** Task objective **
Only the pictures are left out: repeat the rest of the entries exactly.

** Exercise materials **
..............................

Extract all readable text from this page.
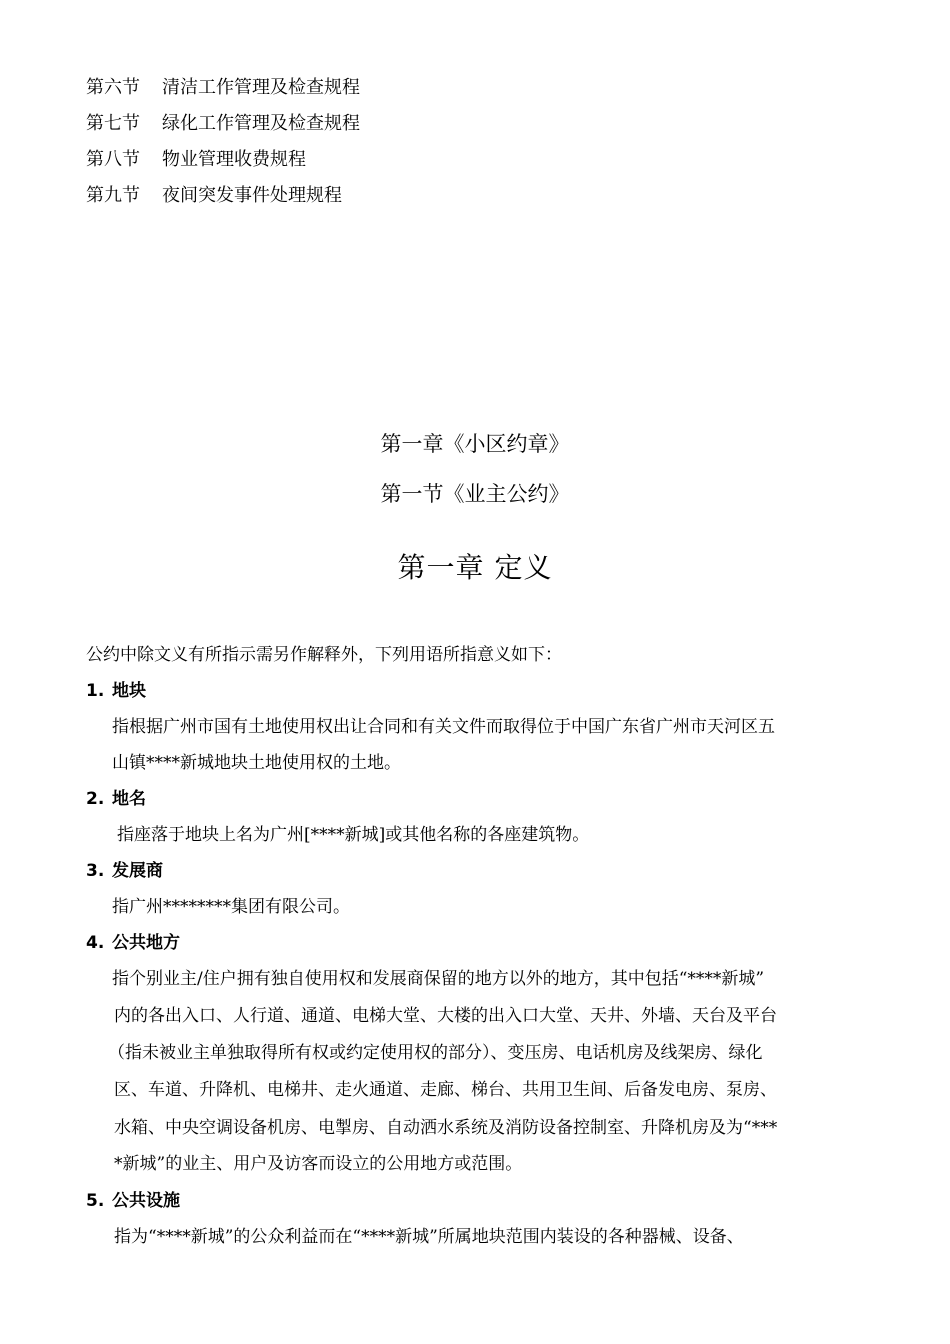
第六节 清洁工作管理及检查规程
第七节 绿化工作管理及检查规程
第八节 物业管理收费规程
第九节 夜间突发事件处理规程
第一章《小区约章》
第一节《业主公约》
第一章 定义
公约中除文义有所指示需另作解释外，下列用语所指意义如下：
1. 地块
指根据广州市国有土地使用权出让合同和有关文件而取得位于中国广东省广州市天河区五
山镇****新城地块土地使用权的土地。
2. 地名
指座落于地块上名为广州[****新城]或其他名称的各座建筑物。
3. 发展商
指广州********集团有限公司。
4. 公共地方
指个别业主/住户拥有独自使用权和发展商保留的地方以外的地方，其中包括“****新城”
内的各出入口、人行道、通道、电梯大堂、大楼的出入口大堂、天井、外墙、天台及平台
（指未被业主单独取得所有权或约定使用权的部分）、变压房、电话机房及线架房、绿化
区、车道、升降机、电梯井、走火通道、走廊、梯台、共用卫生间、后备发电房、泵房、
水箱、中央空调设备机房、电掣房、自动洒水系统及消防设备控制室、升降机房及为“***
*新城”的业主、用户及访客而设立的公用地方或范围。
5. 公共设施
指为“****新城”的公众利益而在“****新城”所属地块范围内装设的各种器械、设备、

..............................

** Task output **
Extract all readable text from this page.
第六节 清洁工作管理及检查规程
第七节 绿化工作管理及检查规程
第八节 物业管理收费规程
第九节 夜间突发事件处理规程
第一章《小区约章》
第一节《业主公约》
第一章 定义
公约中除文义有所指示需另作解释外，下列用语所指意义如下：
1. 地块
指根据广州市国有土地使用权出让合同和有关文件而取得位于中国广东省广州市天河区五
山镇****新城地块土地使用权的土地。
2. 地名
指座落于地块上名为广州[****新城]或其他名称的各座建筑物。
3. 发展商
指广州********集团有限公司。
4. 公共地方
指个别业主/住户拥有独自使用权和发展商保留的地方以外的地方，其中包括“****新城”
内的各出入口、人行道、通道、电梯大堂、大楼的出入口大堂、天井、外墙、天台及平台
（指未被业主单独取得所有权或约定使用权的部分）、变压房、电话机房及线架房、绿化
区、车道、升降机、电梯井、走火通道、走廊、梯台、共用卫生间、后备发电房、泵房、
水箱、中央空调设备机房、电掣房、自动洒水系统及消防设备控制室、升降机房及为“***
*新城”的业主、用户及访客而设立的公用地方或范围。
5. 公共设施
指为“****新城”的公众利益而在“****新城”所属地块范围内装设的各种器械、设备、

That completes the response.